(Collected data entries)

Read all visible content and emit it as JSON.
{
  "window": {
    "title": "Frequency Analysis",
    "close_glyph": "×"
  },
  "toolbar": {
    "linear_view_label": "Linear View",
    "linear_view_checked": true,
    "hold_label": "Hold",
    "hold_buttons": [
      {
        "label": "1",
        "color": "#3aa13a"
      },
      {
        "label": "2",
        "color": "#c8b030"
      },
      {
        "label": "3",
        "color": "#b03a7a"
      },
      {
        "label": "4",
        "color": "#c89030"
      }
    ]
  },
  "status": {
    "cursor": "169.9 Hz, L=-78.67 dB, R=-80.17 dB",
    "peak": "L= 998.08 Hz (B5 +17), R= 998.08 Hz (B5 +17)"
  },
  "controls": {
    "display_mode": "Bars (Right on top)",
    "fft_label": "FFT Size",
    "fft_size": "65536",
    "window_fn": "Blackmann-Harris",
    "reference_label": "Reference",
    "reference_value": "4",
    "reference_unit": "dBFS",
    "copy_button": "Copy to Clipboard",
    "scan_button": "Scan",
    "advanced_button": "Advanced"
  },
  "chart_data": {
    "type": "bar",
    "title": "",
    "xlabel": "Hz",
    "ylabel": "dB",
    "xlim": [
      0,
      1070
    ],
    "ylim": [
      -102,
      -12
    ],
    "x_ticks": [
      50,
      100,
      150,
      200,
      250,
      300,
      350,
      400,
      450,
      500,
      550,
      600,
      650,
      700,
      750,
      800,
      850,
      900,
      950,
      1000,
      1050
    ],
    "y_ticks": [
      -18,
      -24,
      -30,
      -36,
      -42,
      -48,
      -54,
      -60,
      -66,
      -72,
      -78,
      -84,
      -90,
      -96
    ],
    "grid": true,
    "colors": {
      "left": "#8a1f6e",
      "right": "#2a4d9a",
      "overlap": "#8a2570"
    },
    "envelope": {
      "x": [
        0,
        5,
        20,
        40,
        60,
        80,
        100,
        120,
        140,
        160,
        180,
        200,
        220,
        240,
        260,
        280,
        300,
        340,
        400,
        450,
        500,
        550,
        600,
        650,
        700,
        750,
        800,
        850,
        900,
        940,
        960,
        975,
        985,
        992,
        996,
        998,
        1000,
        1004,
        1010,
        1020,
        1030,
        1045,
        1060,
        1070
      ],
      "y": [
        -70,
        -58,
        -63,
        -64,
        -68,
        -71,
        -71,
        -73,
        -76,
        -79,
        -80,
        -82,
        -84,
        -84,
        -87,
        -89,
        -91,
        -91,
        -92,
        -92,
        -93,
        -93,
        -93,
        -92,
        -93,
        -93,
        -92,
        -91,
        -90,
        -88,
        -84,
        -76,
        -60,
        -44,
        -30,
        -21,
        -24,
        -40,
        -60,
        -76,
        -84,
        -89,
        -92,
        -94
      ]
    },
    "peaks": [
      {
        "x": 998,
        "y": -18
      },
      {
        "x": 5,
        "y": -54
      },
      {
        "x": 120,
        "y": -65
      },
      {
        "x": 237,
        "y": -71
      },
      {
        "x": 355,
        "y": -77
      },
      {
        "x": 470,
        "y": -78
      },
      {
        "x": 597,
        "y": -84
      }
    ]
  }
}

Your objective: Each line of the material above needs to be quoted exactly, please.

Full output:
Read all visible content and emit it as JSON.
{
  "window": {
    "title": "Frequency Analysis",
    "close_glyph": "×"
  },
  "toolbar": {
    "linear_view_label": "Linear View",
    "linear_view_checked": true,
    "hold_label": "Hold",
    "hold_buttons": [
      {
        "label": "1",
        "color": "#3aa13a"
      },
      {
        "label": "2",
        "color": "#c8b030"
      },
      {
        "label": "3",
        "color": "#b03a7a"
      },
      {
        "label": "4",
        "color": "#c89030"
      }
    ]
  },
  "status": {
    "cursor": "169.9 Hz, L=-78.67 dB, R=-80.17 dB",
    "peak": "L= 998.08 Hz (B5 +17), R= 998.08 Hz (B5 +17)"
  },
  "controls": {
    "display_mode": "Bars (Right on top)",
    "fft_label": "FFT Size",
    "fft_size": "65536",
    "window_fn": "Blackmann-Harris",
    "reference_label": "Reference",
    "reference_value": "4",
    "reference_unit": "dBFS",
    "copy_button": "Copy to Clipboard",
    "scan_button": "Scan",
    "advanced_button": "Advanced"
  },
  "chart_data": {
    "type": "bar",
    "title": "",
    "xlabel": "Hz",
    "ylabel": "dB",
    "xlim": [
      0,
      1070
    ],
    "ylim": [
      -102,
      -12
    ],
    "x_ticks": [
      50,
      100,
      150,
      200,
      250,
      300,
      350,
      400,
      450,
      500,
      550,
      600,
      650,
      700,
      750,
      800,
      850,
      900,
      950,
      1000,
      1050
    ],
    "y_ticks": [
      -18,
      -24,
      -30,
      -36,
      -42,
      -48,
      -54,
      -60,
      -66,
      -72,
      -78,
      -84,
      -90,
      -96
    ],
    "grid": true,
    "colors": {
      "left": "#8a1f6e",
      "right": "#2a4d9a",
      "overlap": "#8a2570"
    },
    "envelope": {
      "x": [
        0,
        5,
        20,
        40,
        60,
        80,
        100,
        120,
        140,
        160,
        180,
        200,
        220,
        240,
        260,
        280,
        300,
        340,
        400,
        450,
        500,
        550,
        600,
        650,
        700,
        750,
        800,
        850,
        900,
        940,
        960,
        975,
        985,
        992,
        996,
        998,
        1000,
        1004,
        1010,
        1020,
        1030,
        1045,
        1060,
        1070
      ],
      "y": [
        -70,
        -58,
        -63,
        -64,
        -68,
        -71,
        -71,
        -73,
        -76,
        -79,
        -80,
        -82,
        -84,
        -84,
        -87,
        -89,
        -91,
        -91,
        -92,
        -92,
        -93,
        -93,
        -93,
        -92,
        -93,
        -93,
        -92,
        -91,
        -90,
        -88,
        -84,
        -76,
        -60,
        -44,
        -30,
        -21,
        -24,
        -40,
        -60,
        -76,
        -84,
        -89,
        -92,
        -94
      ]
    },
    "peaks": [
      {
        "x": 998,
        "y": -18
      },
      {
        "x": 5,
        "y": -54
      },
      {
        "x": 120,
        "y": -65
      },
      {
        "x": 237,
        "y": -71
      },
      {
        "x": 355,
        "y": -77
      },
      {
        "x": 470,
        "y": -78
      },
      {
        "x": 597,
        "y": -84
      }
    ]
  }
}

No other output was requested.